YOUR OBJECTIVE |
Each line below should be quoted exactly, please.

SUPPLIED RECORDS |
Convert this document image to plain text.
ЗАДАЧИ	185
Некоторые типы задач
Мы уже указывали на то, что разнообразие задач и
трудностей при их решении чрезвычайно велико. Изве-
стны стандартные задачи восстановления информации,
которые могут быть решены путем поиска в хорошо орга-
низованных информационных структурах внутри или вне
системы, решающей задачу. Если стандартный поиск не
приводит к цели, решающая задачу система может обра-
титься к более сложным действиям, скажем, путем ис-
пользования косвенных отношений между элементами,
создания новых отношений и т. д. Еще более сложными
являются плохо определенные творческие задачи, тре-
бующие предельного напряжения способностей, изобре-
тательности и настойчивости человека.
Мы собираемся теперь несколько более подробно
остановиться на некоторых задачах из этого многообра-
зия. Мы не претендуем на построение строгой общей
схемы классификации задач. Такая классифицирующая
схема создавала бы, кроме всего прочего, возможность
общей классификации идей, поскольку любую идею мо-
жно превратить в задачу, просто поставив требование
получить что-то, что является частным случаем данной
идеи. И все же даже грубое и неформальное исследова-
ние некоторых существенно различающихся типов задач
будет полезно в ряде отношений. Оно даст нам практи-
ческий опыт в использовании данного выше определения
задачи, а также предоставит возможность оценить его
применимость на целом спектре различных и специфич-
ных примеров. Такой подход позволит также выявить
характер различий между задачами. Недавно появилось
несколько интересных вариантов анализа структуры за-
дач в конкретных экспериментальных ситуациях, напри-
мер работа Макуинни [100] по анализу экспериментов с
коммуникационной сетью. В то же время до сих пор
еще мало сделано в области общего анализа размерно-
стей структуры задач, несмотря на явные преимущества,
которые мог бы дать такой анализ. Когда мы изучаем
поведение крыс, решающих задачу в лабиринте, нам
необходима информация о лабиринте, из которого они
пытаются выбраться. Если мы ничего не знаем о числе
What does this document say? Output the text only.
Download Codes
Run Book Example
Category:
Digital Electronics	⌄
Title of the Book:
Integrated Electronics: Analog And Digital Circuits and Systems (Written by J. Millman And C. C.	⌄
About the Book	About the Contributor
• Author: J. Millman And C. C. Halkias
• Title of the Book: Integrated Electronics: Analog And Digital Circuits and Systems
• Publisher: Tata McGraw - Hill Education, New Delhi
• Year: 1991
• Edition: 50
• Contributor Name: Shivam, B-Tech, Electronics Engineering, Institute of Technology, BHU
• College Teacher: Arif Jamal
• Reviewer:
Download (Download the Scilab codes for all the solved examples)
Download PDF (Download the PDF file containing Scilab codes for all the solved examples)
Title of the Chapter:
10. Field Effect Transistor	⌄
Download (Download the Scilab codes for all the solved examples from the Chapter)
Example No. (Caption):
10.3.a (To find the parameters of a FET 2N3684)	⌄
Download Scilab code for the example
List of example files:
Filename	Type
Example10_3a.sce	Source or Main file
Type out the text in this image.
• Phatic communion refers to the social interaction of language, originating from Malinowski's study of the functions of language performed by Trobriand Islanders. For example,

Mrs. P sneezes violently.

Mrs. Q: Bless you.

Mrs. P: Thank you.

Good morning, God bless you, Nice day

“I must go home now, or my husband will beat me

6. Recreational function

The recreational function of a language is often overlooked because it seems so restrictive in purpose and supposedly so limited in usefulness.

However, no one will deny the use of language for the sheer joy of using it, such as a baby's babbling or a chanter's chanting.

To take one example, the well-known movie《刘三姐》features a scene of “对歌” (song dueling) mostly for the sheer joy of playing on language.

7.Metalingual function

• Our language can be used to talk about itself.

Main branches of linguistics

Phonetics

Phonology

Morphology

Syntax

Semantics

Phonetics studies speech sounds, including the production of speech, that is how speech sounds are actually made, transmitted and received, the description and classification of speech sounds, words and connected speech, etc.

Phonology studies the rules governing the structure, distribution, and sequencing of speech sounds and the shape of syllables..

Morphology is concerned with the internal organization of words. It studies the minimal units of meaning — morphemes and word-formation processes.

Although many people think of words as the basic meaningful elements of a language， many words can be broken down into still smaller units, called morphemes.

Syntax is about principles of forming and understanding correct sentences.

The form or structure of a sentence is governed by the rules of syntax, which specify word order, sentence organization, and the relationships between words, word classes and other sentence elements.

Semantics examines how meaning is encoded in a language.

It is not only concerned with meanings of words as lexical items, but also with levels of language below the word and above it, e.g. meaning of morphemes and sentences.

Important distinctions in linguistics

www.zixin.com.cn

COMPLETED EXERCISE |
Convert this document image to plain text.
ЗАДАЧИ	185
Некоторые типы задач
Мы уже указывали на то, что разнообразие задач и
трудностей при их решении чрезвычайно велико. Изве-
стны стандартные задачи восстановления информации,
которые могут быть решены путем поиска в хорошо орга-
низованных информационных структурах внутри или вне
системы, решающей задачу. Если стандартный поиск не
приводит к цели, решающая задачу система может обра-
титься к более сложным действиям, скажем, путем ис-
пользования косвенных отношений между элементами,
создания новых отношений и т. д. Еще более сложными
являются плохо определенные творческие задачи, тре-
бующие предельного напряжения способностей, изобре-
тательности и настойчивости человека.
Мы собираемся теперь несколько более подробно
остановиться на некоторых задачах из этого многообра-
зия. Мы не претендуем на построение строгой общей
схемы классификации задач. Такая классифицирующая
схема создавала бы, кроме всего прочего, возможность
общей классификации идей, поскольку любую идею мо-
жно превратить в задачу, просто поставив требование
получить что-то, что является частным случаем данной
идеи. И все же даже грубое и неформальное исследова-
ние некоторых существенно различающихся типов задач
будет полезно в ряде отношений. Оно даст нам практи-
ческий опыт в использовании данного выше определения
задачи, а также предоставит возможность оценить его
применимость на целом спектре различных и специфич-
ных примеров. Такой подход позволит также выявить
характер различий между задачами. Недавно появилось
несколько интересных вариантов анализа структуры за-
дач в конкретных экспериментальных ситуациях, напри-
мер работа Макуинни [100] по анализу экспериментов с
коммуникационной сетью. В то же время до сих пор
еще мало сделано в области общего анализа размерно-
стей структуры задач, несмотря на явные преимущества,
которые мог бы дать такой анализ. Когда мы изучаем
поведение крыс, решающих задачу в лабиринте, нам
необходима информация о лабиринте, из которого они
пытаются выбраться. Если мы ничего не знаем о числе
What does this document say? Output the text only.
Download Codes
Run Book Example
Category:
Digital Electronics	⌄
Title of the Book:
Integrated Electronics: Analog And Digital Circuits and Systems (Written by J. Millman And C. C.	⌄
About the Book	About the Contributor
• Author: J. Millman And C. C. Halkias
• Title of the Book: Integrated Electronics: Analog And Digital Circuits and Systems
• Publisher: Tata McGraw - Hill Education, New Delhi
• Year: 1991
• Edition: 50
• Contributor Name: Shivam, B-Tech, Electronics Engineering, Institute of Technology, BHU
• College Teacher: Arif Jamal
• Reviewer:
Download (Download the Scilab codes for all the solved examples)
Download PDF (Download the PDF file containing Scilab codes for all the solved examples)
Title of the Chapter:
10. Field Effect Transistor	⌄
Download (Download the Scilab codes for all the solved examples from the Chapter)
Example No. (Caption):
10.3.a (To find the parameters of a FET 2N3684)	⌄
Download Scilab code for the example
List of example files:
Filename	Type
Example10_3a.sce	Source or Main file
Type out the text in this image.
• Phatic communion refers to the social interaction of language, originating from Malinowski's study of the functions of language performed by Trobriand Islanders. For example,

Mrs. P sneezes violently.

Mrs. Q: Bless you.

Mrs. P: Thank you.

Good morning, God bless you, Nice day

“I must go home now, or my husband will beat me

6. Recreational function

The recreational function of a language is often overlooked because it seems so restrictive in purpose and supposedly so limited in usefulness.

However, no one will deny the use of language for the sheer joy of using it, such as a baby's babbling or a chanter's chanting.

To take one example, the well-known movie《刘三姐》features a scene of “对歌” (song dueling) mostly for the sheer joy of playing on language.

7.Metalingual function

• Our language can be used to talk about itself.

Main branches of linguistics

Phonetics

Phonology

Morphology

Syntax

Semantics

Phonetics studies speech sounds, including the production of speech, that is how speech sounds are actually made, transmitted and received, the description and classification of speech sounds, words and connected speech, etc.

Phonology studies the rules governing the structure, distribution, and sequencing of speech sounds and the shape of syllables..

Morphology is concerned with the internal organization of words. It studies the minimal units of meaning — morphemes and word-formation processes.

Although many people think of words as the basic meaningful elements of a language， many words can be broken down into still smaller units, called morphemes.

Syntax is about principles of forming and understanding correct sentences.

The form or structure of a sentence is governed by the rules of syntax, which specify word order, sentence organization, and the relationships between words, word classes and other sentence elements.

Semantics examines how meaning is encoded in a language.

It is not only concerned with meanings of words as lexical items, but also with levels of language below the word and above it, e.g. meaning of morphemes and sentences.

Important distinctions in linguistics

www.zixin.com.cn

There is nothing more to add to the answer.